-- Work instructions --
Show each line that has the string "page" in it.

══ Dataset records

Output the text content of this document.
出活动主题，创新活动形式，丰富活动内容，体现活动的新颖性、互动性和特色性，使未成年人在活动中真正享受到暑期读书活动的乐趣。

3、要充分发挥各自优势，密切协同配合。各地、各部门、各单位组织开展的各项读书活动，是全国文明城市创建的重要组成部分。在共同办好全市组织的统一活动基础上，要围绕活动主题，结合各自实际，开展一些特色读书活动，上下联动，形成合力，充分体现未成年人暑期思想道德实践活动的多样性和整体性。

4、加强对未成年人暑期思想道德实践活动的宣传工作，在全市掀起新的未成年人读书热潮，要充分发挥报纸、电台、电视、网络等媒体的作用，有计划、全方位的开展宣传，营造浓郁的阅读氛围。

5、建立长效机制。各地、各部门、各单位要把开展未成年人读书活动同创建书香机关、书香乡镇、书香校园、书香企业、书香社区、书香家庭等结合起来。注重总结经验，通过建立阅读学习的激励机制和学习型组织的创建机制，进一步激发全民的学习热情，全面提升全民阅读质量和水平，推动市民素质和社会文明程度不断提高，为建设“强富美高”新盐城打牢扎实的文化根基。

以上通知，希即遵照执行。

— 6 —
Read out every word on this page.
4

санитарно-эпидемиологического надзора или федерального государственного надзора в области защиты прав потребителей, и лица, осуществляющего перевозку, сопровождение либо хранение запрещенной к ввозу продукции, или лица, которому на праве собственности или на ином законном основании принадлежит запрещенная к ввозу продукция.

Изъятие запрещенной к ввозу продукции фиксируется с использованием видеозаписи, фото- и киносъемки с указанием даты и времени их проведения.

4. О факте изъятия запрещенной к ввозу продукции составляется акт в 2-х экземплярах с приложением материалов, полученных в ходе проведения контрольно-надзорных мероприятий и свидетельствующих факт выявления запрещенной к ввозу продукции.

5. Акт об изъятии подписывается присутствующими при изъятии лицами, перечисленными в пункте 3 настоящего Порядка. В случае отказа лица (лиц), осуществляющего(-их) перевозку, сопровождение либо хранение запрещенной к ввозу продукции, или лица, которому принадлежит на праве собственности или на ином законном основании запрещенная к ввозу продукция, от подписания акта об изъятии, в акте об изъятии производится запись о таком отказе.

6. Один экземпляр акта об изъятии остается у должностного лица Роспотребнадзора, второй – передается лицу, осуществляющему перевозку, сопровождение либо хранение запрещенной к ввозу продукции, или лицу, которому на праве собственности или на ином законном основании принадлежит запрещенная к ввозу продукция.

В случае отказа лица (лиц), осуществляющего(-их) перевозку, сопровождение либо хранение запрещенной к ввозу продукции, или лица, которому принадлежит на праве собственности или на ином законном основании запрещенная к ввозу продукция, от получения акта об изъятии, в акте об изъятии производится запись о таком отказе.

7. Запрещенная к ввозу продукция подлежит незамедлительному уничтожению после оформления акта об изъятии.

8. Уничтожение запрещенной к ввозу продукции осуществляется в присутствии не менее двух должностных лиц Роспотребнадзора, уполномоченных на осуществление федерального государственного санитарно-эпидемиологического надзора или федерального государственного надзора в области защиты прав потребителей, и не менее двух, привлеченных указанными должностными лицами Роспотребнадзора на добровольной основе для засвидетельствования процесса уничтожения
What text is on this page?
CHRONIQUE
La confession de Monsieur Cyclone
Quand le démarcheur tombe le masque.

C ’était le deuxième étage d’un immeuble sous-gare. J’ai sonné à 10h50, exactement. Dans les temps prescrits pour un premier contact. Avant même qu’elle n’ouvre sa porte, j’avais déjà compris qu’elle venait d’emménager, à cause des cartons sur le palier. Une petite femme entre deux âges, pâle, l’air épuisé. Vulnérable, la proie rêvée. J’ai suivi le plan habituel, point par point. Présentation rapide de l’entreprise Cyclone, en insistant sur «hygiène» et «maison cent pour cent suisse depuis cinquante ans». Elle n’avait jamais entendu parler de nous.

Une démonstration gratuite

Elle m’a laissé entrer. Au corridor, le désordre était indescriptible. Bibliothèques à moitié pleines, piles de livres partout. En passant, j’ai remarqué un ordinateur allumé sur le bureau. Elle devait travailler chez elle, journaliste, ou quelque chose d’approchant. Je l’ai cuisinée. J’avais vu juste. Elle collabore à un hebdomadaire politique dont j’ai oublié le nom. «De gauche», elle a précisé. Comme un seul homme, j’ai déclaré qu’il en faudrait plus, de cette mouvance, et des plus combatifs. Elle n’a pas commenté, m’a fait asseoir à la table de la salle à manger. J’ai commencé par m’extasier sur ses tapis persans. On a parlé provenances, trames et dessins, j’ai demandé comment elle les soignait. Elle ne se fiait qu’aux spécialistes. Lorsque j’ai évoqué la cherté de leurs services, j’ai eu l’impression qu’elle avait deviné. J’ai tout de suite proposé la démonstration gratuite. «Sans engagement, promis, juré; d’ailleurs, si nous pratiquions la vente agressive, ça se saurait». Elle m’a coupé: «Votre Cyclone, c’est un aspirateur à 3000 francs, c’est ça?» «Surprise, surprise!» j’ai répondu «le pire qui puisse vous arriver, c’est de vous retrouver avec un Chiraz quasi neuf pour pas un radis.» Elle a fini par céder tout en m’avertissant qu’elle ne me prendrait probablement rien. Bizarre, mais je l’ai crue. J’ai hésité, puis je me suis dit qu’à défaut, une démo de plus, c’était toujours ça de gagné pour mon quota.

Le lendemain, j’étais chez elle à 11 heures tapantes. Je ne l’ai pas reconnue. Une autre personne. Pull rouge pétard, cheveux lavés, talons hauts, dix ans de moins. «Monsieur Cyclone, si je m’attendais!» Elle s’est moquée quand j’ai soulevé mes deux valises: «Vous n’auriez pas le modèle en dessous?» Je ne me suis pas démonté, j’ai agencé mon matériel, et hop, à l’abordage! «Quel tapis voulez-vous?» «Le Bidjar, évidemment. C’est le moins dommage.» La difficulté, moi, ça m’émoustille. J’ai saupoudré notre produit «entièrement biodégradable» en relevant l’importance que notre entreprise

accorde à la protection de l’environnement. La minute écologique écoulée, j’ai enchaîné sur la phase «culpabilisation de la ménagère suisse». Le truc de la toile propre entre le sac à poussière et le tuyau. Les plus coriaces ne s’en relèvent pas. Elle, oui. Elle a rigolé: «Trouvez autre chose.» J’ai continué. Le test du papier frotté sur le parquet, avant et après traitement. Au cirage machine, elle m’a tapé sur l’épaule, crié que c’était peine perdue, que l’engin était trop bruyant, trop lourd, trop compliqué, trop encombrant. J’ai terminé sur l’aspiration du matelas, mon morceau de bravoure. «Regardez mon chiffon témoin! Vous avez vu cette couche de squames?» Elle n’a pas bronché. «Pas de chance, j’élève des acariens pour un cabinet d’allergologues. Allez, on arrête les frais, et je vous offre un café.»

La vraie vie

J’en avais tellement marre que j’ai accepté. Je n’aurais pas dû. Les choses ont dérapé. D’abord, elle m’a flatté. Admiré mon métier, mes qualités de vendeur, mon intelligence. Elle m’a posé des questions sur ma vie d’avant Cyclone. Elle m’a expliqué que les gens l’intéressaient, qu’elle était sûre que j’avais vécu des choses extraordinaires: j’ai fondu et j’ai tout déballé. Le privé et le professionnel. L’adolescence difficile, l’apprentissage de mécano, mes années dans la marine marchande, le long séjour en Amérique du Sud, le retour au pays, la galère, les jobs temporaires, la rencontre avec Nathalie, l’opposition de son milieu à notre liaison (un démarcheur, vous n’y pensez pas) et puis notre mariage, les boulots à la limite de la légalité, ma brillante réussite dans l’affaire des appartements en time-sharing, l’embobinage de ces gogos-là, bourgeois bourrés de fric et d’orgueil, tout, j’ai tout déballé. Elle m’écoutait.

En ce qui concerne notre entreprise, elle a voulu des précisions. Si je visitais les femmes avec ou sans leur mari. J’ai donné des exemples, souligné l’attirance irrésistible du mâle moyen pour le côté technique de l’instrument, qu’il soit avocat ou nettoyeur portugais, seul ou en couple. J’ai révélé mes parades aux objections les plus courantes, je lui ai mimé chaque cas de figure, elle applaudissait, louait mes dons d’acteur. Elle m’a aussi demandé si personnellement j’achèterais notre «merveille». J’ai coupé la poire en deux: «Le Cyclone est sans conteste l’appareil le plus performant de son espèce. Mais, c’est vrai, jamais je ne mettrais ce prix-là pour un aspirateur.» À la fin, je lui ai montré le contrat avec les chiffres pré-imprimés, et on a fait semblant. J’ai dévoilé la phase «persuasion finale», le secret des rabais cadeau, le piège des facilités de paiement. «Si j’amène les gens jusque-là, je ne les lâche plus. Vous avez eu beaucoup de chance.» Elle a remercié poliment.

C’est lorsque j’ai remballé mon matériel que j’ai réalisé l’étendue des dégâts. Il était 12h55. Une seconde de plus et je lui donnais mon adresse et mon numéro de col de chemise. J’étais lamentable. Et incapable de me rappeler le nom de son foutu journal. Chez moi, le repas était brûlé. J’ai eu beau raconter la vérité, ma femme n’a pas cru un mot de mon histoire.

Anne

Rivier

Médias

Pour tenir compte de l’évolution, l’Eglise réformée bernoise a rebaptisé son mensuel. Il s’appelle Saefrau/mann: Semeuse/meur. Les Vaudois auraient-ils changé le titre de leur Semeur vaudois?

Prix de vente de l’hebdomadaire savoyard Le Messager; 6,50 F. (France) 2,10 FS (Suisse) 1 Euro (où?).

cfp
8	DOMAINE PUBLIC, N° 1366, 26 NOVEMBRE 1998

════

-- Task answer --
Read out every word on this page.
What text is on this page?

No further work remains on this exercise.